THE PROBLEM: Examine the records and identify each line that includes the string "Milk". Copy those lines.

RECORDS SUPPLIED:
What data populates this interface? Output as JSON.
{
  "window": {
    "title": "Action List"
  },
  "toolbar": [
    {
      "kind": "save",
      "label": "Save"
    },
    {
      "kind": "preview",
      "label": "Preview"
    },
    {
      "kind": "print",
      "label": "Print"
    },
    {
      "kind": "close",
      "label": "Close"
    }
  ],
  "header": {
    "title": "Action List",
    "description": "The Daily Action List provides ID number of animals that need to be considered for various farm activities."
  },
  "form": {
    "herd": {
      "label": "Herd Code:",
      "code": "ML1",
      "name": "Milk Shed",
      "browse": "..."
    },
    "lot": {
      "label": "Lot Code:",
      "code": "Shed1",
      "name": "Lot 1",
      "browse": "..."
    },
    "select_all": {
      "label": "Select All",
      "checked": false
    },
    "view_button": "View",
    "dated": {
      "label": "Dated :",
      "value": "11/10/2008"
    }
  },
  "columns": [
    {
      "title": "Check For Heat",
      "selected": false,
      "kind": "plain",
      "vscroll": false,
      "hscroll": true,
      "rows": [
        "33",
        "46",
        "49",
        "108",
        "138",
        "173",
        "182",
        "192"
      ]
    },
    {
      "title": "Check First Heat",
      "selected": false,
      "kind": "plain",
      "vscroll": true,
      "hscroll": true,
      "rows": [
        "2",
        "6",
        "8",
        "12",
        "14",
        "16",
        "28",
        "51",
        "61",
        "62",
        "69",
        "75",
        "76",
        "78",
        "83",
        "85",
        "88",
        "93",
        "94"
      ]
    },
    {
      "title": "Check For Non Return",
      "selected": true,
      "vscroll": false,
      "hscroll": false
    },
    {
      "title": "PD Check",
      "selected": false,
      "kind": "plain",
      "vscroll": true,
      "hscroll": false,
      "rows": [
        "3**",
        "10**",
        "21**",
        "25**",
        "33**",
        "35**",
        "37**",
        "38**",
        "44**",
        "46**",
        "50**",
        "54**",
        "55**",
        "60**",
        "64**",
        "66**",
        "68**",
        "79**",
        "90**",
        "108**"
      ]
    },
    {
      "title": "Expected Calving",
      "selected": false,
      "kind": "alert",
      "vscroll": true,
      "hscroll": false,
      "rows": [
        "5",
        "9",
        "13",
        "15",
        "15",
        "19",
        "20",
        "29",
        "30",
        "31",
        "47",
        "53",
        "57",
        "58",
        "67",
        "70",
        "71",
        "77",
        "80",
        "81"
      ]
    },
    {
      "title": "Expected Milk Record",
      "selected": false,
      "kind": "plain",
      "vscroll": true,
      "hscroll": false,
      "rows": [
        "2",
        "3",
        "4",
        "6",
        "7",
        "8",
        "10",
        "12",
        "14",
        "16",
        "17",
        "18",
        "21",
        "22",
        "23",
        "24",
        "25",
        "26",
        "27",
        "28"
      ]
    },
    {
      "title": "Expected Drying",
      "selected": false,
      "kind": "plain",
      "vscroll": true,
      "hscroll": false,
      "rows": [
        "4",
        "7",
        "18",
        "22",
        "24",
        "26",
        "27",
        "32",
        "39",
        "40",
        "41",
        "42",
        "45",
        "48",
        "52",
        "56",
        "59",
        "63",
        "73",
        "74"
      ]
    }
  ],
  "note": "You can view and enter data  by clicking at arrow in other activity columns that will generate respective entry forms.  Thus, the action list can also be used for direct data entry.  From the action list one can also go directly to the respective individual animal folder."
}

RESULT FOR THIS EXERCISE:
      "name": "Milk Shed",
      "title": "Expected Milk Record",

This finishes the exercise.